▸ **What to work on**
Transcribe all of the records precisely as they are presented.

▸ **Records for the exercise**
=-=-=
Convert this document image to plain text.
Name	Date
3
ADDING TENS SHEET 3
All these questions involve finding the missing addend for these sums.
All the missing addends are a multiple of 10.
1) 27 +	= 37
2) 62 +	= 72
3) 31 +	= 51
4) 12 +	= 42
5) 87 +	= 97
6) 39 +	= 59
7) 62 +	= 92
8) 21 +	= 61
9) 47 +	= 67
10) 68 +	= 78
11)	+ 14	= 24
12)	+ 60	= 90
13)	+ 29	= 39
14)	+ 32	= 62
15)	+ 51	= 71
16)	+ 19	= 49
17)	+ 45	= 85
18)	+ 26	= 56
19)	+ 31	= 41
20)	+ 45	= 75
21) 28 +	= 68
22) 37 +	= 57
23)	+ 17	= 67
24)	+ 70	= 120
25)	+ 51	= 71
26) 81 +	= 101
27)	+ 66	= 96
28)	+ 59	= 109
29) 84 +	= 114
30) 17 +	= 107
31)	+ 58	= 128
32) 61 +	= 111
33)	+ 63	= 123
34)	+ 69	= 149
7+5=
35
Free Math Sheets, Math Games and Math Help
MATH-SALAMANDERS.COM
=-=-=
▸ **Reply to the task**
Convert this document image to plain text.
Name	Date
3
ADDING TENS SHEET 3
All these questions involve finding the missing addend for these sums.
All the missing addends are a multiple of 10.
1) 27 +	= 37
2) 62 +	= 72
3) 31 +	= 51
4) 12 +	= 42
5) 87 +	= 97
6) 39 +	= 59
7) 62 +	= 92
8) 21 +	= 61
9) 47 +	= 67
10) 68 +	= 78
11)	+ 14	= 24
12)	+ 60	= 90
13)	+ 29	= 39
14)	+ 32	= 62
15)	+ 51	= 71
16)	+ 19	= 49
17)	+ 45	= 85
18)	+ 26	= 56
19)	+ 31	= 41
20)	+ 45	= 75
21) 28 +	= 68
22) 37 +	= 57
23)	+ 17	= 67
24)	+ 70	= 120
25)	+ 51	= 71
26) 81 +	= 101
27)	+ 66	= 96
28)	+ 59	= 109
29) 84 +	= 114
30) 17 +	= 107
31)	+ 58	= 128
32) 61 +	= 111
33)	+ 63	= 123
34)	+ 69	= 149
7+5=
35
Free Math Sheets, Math Games and Math Help
MATH-SALAMANDERS.COM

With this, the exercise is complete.